Pictures stay out of your copy, but everything else in the records below must be repeated exactly.

Stored data:
━━━━━━

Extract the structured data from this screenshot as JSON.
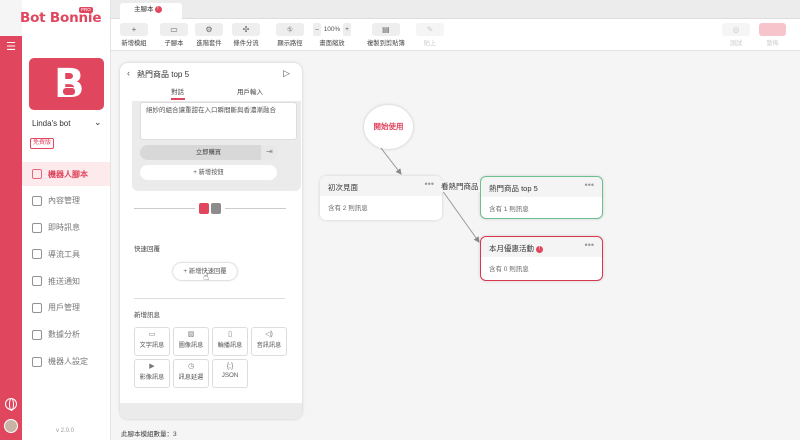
{
  "brand": {
    "name": "Bot Bonnie",
    "badge": "PRO"
  },
  "bot": {
    "name": "Linda's bot",
    "plan": "免費版",
    "logo_letter": "B"
  },
  "nav": {
    "items": [
      {
        "label": "機器人腳本",
        "active": true,
        "icon": "robot-script-icon"
      },
      {
        "label": "內容管理",
        "icon": "content-icon"
      },
      {
        "label": "即時訊息",
        "icon": "chat-icon"
      },
      {
        "label": "導流工具",
        "icon": "funnel-icon"
      },
      {
        "label": "推送通知",
        "icon": "megaphone-icon"
      },
      {
        "label": "用戶管理",
        "icon": "users-icon"
      },
      {
        "label": "數據分析",
        "icon": "chart-icon"
      },
      {
        "label": "機器人設定",
        "icon": "gear-icon"
      }
    ]
  },
  "version": "v 2.0.0",
  "tab": {
    "label": "主腳本",
    "badge": "!"
  },
  "toolbar": {
    "new_module": "新增模組",
    "sub_script": "子腳本",
    "advanced": "進階套件",
    "condition": "條件分流",
    "show_path": "顯示路徑",
    "zoom_minus": "–",
    "zoom_value": "100%",
    "zoom_plus": "+",
    "zoom_label": "畫面縮放",
    "copy": "複製到剪貼簿",
    "paste": "貼上",
    "test": "測試",
    "publish": "發佈"
  },
  "panel": {
    "title": "熱門商品 top 5",
    "tab_dialog": "對話",
    "tab_user_input": "用戶輸入",
    "text_content": "絕妙的組合讓重甜在入口瞬間斷與香濃漸融合",
    "buy_button": "立即購買",
    "add_button": "+ 新增按鈕",
    "quick_reply_label": "快速回覆",
    "quick_reply_button": "+ 新增快速回覆",
    "new_message_label": "新增訊息",
    "message_types": [
      {
        "label": "文字訊息",
        "icon": "text-message-icon",
        "glyph": "▭"
      },
      {
        "label": "圖像訊息",
        "icon": "image-icon",
        "glyph": "▨"
      },
      {
        "label": "輪播訊息",
        "icon": "carousel-icon",
        "glyph": "▯"
      },
      {
        "label": "音訊訊息",
        "icon": "audio-icon",
        "glyph": "◁)"
      },
      {
        "label": "影像訊息",
        "icon": "video-icon",
        "glyph": "▶"
      },
      {
        "label": "訊息延遲",
        "icon": "clock-icon",
        "glyph": "◷"
      },
      {
        "label": "JSON",
        "icon": "json-icon",
        "glyph": "{;}"
      }
    ]
  },
  "canvas": {
    "start_label": "開始使用",
    "edge_label": "看熱門商品",
    "nodes": [
      {
        "title": "初次見面",
        "body": "含有 2 則訊息",
        "more": "•••"
      },
      {
        "title": "熱門商品 top 5",
        "body": "含有 1 則訊息",
        "more": "•••"
      },
      {
        "title": "本月優惠活動",
        "body": "含有 0 則訊息",
        "more": "•••",
        "warn": "!"
      }
    ]
  },
  "footer": {
    "count_text": "此腳本模組數量：3"
  },
  "colors": {
    "accent": "#e0475f",
    "green_border": "#6cbf8e",
    "red_border": "#d9374f"
  }
}
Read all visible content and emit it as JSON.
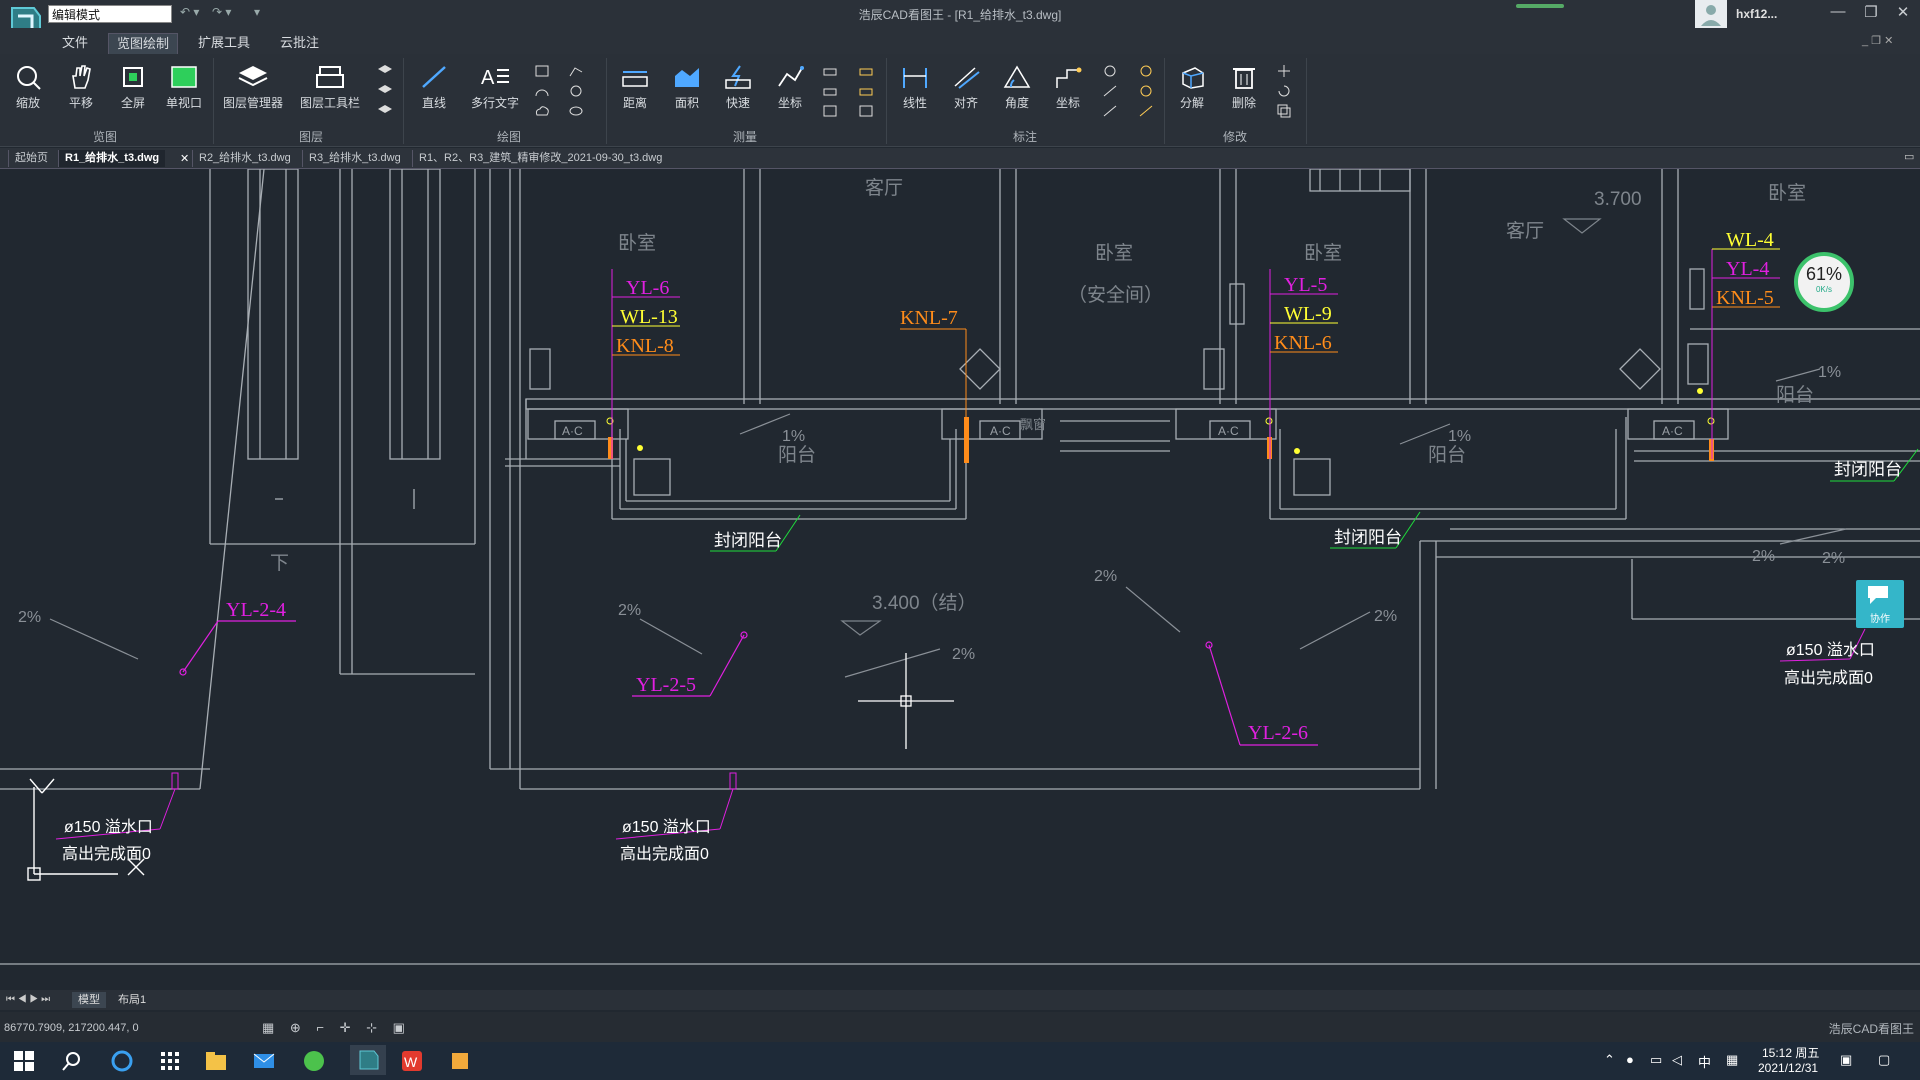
{
  "titlebar": {
    "mode": "编辑模式",
    "window_title": "浩辰CAD看图王 - [R1_给排水_t3.dwg]",
    "user": "hxf12..."
  },
  "menu": [
    "文件",
    "览图绘制",
    "扩展工具",
    "云批注"
  ],
  "ribbon": {
    "tools": [
      "缩放",
      "平移",
      "全屏",
      "单视口",
      "图层管理器",
      "图层工具栏",
      "直线",
      "多行文字",
      "距离",
      "面积",
      "快速",
      "坐标",
      "线性",
      "对齐",
      "角度",
      "坐标",
      "分解",
      "删除"
    ],
    "groups": [
      "览图",
      "图层",
      "绘图",
      "测量",
      "标注",
      "修改"
    ]
  },
  "doc_tabs": [
    "起始页",
    "R1_给排水_t3.dwg",
    "R2_给排水_t3.dwg",
    "R3_给排水_t3.dwg",
    "R1、R2、R3_建筑_精审修改_2021-09-30_t3.dwg"
  ],
  "drawing": {
    "rooms": [
      "客厅",
      "卧室",
      "卧室",
      "（安全间）",
      "卧室",
      "客厅",
      "卧室",
      "阳台",
      "阳台",
      "阳台",
      "下"
    ],
    "elevations": [
      "3.700",
      "3.400（结）"
    ],
    "slopes": [
      "1%",
      "1%",
      "1%",
      "2%",
      "2%",
      "2%",
      "2%",
      "2%",
      "2%",
      "2%"
    ],
    "pipe_labels": {
      "yl6": "YL-6",
      "wl13": "WL-13",
      "knl8": "KNL-8",
      "knl7": "KNL-7",
      "yl5": "YL-5",
      "wl9": "WL-9",
      "knl6": "KNL-6",
      "wl4": "WL-4",
      "yl4": "YL-4",
      "knl5": "KNL-5",
      "yl24": "YL-2-4",
      "yl25": "YL-2-5",
      "yl26": "YL-2-6"
    },
    "balcony_labels": [
      "封闭阳台",
      "封闭阳台",
      "封闭阳台"
    ],
    "ac": "A·C",
    "overflow": "ø150  溢水口",
    "overflow_note": "高出完成面0"
  },
  "widgets": {
    "speed_pct": "61%",
    "speed_rate": "0K/s",
    "collab": "协作"
  },
  "layout_tabs": [
    "模型",
    "布局1"
  ],
  "status": {
    "coords": "86770.7909, 217200.447, 0",
    "app": "浩辰CAD看图王"
  },
  "taskbar": {
    "time": "15:12 周五",
    "date": "2021/12/31",
    "ime": "中"
  },
  "colors": {
    "magenta": "#e020e0",
    "yellow": "#ffff33",
    "orange": "#ff8c1a",
    "green": "#1fdc3c",
    "line": "#c8ccd0",
    "dim": "#8a9097"
  }
}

━━━━━━

§ Response
Extract the structured data from this screenshot as JSON.
{
  "brand": {
    "name": "Bot Bonnie",
    "badge": "PRO"
  },
  "bot": {
    "name": "Linda's bot",
    "plan": "免費版",
    "logo_letter": "B"
  },
  "nav": {
    "items": [
      {
        "label": "機器人腳本",
        "active": true,
        "icon": "robot-script-icon"
      },
      {
        "label": "內容管理",
        "icon": "content-icon"
      },
      {
        "label": "即時訊息",
        "icon": "chat-icon"
      },
      {
        "label": "導流工具",
        "icon": "funnel-icon"
      },
      {
        "label": "推送通知",
        "icon": "megaphone-icon"
      },
      {
        "label": "用戶管理",
        "icon": "users-icon"
      },
      {
        "label": "數據分析",
        "icon": "chart-icon"
      },
      {
        "label": "機器人設定",
        "icon": "gear-icon"
      }
    ]
  },
  "version": "v 2.0.0",
  "tab": {
    "label": "主腳本",
    "badge": "!"
  },
  "toolbar": {
    "new_module": "新增模組",
    "sub_script": "子腳本",
    "advanced": "進階套件",
    "condition": "條件分流",
    "show_path": "顯示路徑",
    "zoom_minus": "–",
    "zoom_value": "100%",
    "zoom_plus": "+",
    "zoom_label": "畫面縮放",
    "copy": "複製到剪貼簿",
    "paste": "貼上",
    "test": "測試",
    "publish": "發佈"
  },
  "panel": {
    "title": "熱門商品 top 5",
    "tab_dialog": "對話",
    "tab_user_input": "用戶輸入",
    "text_content": "絕妙的組合讓重甜在入口瞬間斷與香濃漸融合",
    "buy_button": "立即購買",
    "add_button": "+ 新增按鈕",
    "quick_reply_label": "快速回覆",
    "quick_reply_button": "+ 新增快速回覆",
    "new_message_label": "新增訊息",
    "message_types": [
      {
        "label": "文字訊息",
        "icon": "text-message-icon",
        "glyph": "▭"
      },
      {
        "label": "圖像訊息",
        "icon": "image-icon",
        "glyph": "▨"
      },
      {
        "label": "輪播訊息",
        "icon": "carousel-icon",
        "glyph": "▯"
      },
      {
        "label": "音訊訊息",
        "icon": "audio-icon",
        "glyph": "◁)"
      },
      {
        "label": "影像訊息",
        "icon": "video-icon",
        "glyph": "▶"
      },
      {
        "label": "訊息延遲",
        "icon": "clock-icon",
        "glyph": "◷"
      },
      {
        "label": "JSON",
        "icon": "json-icon",
        "glyph": "{;}"
      }
    ]
  },
  "canvas": {
    "start_label": "開始使用",
    "edge_label": "看熱門商品",
    "nodes": [
      {
        "title": "初次見面",
        "body": "含有 2 則訊息",
        "more": "•••"
      },
      {
        "title": "熱門商品 top 5",
        "body": "含有 1 則訊息",
        "more": "•••"
      },
      {
        "title": "本月優惠活動",
        "body": "含有 0 則訊息",
        "more": "•••",
        "warn": "!"
      }
    ]
  },
  "footer": {
    "count_text": "此腳本模組數量：3"
  },
  "colors": {
    "accent": "#e0475f",
    "green_border": "#6cbf8e",
    "red_border": "#d9374f"
  }
}
Read all visible content and emit it as JSON.
{
  "titlebar": {
    "mode": "编辑模式",
    "window_title": "浩辰CAD看图王 - [R1_给排水_t3.dwg]",
    "user": "hxf12..."
  },
  "menu": [
    "文件",
    "览图绘制",
    "扩展工具",
    "云批注"
  ],
  "ribbon": {
    "tools": [
      "缩放",
      "平移",
      "全屏",
      "单视口",
      "图层管理器",
      "图层工具栏",
      "直线",
      "多行文字",
      "距离",
      "面积",
      "快速",
      "坐标",
      "线性",
      "对齐",
      "角度",
      "坐标",
      "分解",
      "删除"
    ],
    "groups": [
      "览图",
      "图层",
      "绘图",
      "测量",
      "标注",
      "修改"
    ]
  },
  "doc_tabs": [
    "起始页",
    "R1_给排水_t3.dwg",
    "R2_给排水_t3.dwg",
    "R3_给排水_t3.dwg",
    "R1、R2、R3_建筑_精审修改_2021-09-30_t3.dwg"
  ],
  "drawing": {
    "rooms": [
      "客厅",
      "卧室",
      "卧室",
      "（安全间）",
      "卧室",
      "客厅",
      "卧室",
      "阳台",
      "阳台",
      "阳台",
      "下"
    ],
    "elevations": [
      "3.700",
      "3.400（结）"
    ],
    "slopes": [
      "1%",
      "1%",
      "1%",
      "2%",
      "2%",
      "2%",
      "2%",
      "2%",
      "2%",
      "2%"
    ],
    "pipe_labels": {
      "yl6": "YL-6",
      "wl13": "WL-13",
      "knl8": "KNL-8",
      "knl7": "KNL-7",
      "yl5": "YL-5",
      "wl9": "WL-9",
      "knl6": "KNL-6",
      "wl4": "WL-4",
      "yl4": "YL-4",
      "knl5": "KNL-5",
      "yl24": "YL-2-4",
      "yl25": "YL-2-5",
      "yl26": "YL-2-6"
    },
    "balcony_labels": [
      "封闭阳台",
      "封闭阳台",
      "封闭阳台"
    ],
    "ac": "A·C",
    "overflow": "ø150  溢水口",
    "overflow_note": "高出完成面0"
  },
  "widgets": {
    "speed_pct": "61%",
    "speed_rate": "0K/s",
    "collab": "协作"
  },
  "layout_tabs": [
    "模型",
    "布局1"
  ],
  "status": {
    "coords": "86770.7909, 217200.447, 0",
    "app": "浩辰CAD看图王"
  },
  "taskbar": {
    "time": "15:12 周五",
    "date": "2021/12/31",
    "ime": "中"
  },
  "colors": {
    "magenta": "#e020e0",
    "yellow": "#ffff33",
    "orange": "#ff8c1a",
    "green": "#1fdc3c",
    "line": "#c8ccd0",
    "dim": "#8a9097"
  }
}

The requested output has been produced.